### THE EXERCISE
Filter the records below for the word "Documents". Copy each line that holds it.

* * *

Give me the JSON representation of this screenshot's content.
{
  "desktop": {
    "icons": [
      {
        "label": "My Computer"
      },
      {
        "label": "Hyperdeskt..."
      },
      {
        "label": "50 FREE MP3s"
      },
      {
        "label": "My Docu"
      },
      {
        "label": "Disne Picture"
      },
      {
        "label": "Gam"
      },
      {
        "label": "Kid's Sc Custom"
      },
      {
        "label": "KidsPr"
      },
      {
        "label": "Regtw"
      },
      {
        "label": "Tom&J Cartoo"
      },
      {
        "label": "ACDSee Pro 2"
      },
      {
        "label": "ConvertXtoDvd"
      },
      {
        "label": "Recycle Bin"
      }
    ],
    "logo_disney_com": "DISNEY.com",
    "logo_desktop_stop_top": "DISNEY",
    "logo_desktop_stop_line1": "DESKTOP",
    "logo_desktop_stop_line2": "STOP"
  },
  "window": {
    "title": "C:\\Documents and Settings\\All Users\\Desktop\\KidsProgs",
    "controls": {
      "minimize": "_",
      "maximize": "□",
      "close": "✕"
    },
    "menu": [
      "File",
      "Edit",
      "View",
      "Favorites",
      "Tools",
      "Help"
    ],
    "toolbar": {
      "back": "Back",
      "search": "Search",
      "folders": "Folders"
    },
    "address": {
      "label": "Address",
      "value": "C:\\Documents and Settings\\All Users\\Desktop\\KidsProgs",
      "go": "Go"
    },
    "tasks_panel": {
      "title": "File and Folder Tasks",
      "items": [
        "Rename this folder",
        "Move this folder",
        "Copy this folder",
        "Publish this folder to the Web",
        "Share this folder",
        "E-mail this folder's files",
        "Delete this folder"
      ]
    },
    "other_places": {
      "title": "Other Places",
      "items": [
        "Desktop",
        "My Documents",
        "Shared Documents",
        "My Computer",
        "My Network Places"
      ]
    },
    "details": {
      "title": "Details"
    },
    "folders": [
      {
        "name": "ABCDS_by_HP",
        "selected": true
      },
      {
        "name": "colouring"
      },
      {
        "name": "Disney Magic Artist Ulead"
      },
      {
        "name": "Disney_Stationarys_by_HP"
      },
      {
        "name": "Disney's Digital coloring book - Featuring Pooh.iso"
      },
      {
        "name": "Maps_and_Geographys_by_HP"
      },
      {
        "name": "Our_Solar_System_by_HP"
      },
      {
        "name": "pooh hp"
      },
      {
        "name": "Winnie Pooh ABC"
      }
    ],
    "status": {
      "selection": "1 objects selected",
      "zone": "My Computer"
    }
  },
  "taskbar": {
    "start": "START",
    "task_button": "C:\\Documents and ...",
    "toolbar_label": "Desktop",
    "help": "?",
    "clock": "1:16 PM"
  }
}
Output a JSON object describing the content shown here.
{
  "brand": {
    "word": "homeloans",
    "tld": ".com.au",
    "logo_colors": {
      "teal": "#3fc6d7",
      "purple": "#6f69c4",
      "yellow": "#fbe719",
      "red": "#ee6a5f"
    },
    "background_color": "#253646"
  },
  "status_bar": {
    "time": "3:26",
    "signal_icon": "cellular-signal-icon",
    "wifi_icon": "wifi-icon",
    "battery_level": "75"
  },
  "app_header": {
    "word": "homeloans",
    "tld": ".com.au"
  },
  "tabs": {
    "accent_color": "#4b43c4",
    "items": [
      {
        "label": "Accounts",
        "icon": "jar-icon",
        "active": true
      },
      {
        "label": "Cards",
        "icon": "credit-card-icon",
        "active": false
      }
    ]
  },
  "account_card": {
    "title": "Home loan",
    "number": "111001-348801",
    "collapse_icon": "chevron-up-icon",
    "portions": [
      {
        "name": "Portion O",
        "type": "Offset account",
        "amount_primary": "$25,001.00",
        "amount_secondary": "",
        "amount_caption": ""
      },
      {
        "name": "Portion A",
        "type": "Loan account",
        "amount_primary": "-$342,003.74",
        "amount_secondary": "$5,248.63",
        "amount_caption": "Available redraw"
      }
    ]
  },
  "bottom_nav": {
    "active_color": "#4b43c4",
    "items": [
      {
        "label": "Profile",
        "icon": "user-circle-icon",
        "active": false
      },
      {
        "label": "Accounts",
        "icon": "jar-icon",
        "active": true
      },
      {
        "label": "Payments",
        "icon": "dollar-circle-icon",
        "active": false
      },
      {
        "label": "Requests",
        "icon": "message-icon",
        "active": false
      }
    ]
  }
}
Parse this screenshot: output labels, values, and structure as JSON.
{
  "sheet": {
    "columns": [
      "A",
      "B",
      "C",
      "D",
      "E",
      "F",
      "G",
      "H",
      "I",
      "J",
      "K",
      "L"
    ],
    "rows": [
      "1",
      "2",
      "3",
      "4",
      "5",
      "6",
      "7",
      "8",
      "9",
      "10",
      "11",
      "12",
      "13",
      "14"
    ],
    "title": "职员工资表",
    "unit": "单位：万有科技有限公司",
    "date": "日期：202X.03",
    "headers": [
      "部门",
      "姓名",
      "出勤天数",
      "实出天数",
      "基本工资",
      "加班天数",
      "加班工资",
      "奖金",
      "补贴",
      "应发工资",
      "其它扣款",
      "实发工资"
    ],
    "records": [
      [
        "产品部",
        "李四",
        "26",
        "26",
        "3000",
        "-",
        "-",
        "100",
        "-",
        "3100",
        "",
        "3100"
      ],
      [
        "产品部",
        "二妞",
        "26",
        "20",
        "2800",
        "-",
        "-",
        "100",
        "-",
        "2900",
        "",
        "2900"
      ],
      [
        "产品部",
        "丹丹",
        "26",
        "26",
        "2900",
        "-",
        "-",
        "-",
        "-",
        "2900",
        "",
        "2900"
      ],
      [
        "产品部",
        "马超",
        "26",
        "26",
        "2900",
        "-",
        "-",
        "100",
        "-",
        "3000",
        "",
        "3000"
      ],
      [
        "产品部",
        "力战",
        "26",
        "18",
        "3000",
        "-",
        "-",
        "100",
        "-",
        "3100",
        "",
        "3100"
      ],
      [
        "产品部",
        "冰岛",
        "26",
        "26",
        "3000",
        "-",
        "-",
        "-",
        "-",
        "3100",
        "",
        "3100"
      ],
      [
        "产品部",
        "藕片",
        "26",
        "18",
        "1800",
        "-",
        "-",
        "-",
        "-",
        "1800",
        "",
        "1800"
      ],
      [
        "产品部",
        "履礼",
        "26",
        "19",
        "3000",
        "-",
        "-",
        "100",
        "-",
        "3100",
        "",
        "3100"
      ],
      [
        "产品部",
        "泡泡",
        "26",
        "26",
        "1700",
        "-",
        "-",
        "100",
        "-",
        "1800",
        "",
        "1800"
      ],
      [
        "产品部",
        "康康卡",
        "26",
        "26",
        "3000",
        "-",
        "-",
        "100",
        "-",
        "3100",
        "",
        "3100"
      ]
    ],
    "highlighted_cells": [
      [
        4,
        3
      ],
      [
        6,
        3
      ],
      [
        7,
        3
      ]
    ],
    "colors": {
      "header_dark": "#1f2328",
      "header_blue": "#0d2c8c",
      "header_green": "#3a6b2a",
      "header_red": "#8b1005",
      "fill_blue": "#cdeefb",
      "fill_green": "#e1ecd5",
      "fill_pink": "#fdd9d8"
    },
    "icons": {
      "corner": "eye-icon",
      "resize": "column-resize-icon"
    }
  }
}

* * *

### OUTPUT FOR THIS EXERCISE
    "title": "C:\\Documents and Settings\\All Users\\Desktop\\KidsProgs",
      "value": "C:\\Documents and Settings\\All Users\\Desktop\\KidsProgs",
        "My Documents",
        "Shared Documents",
    "task_button": "C:\\Documents and ...",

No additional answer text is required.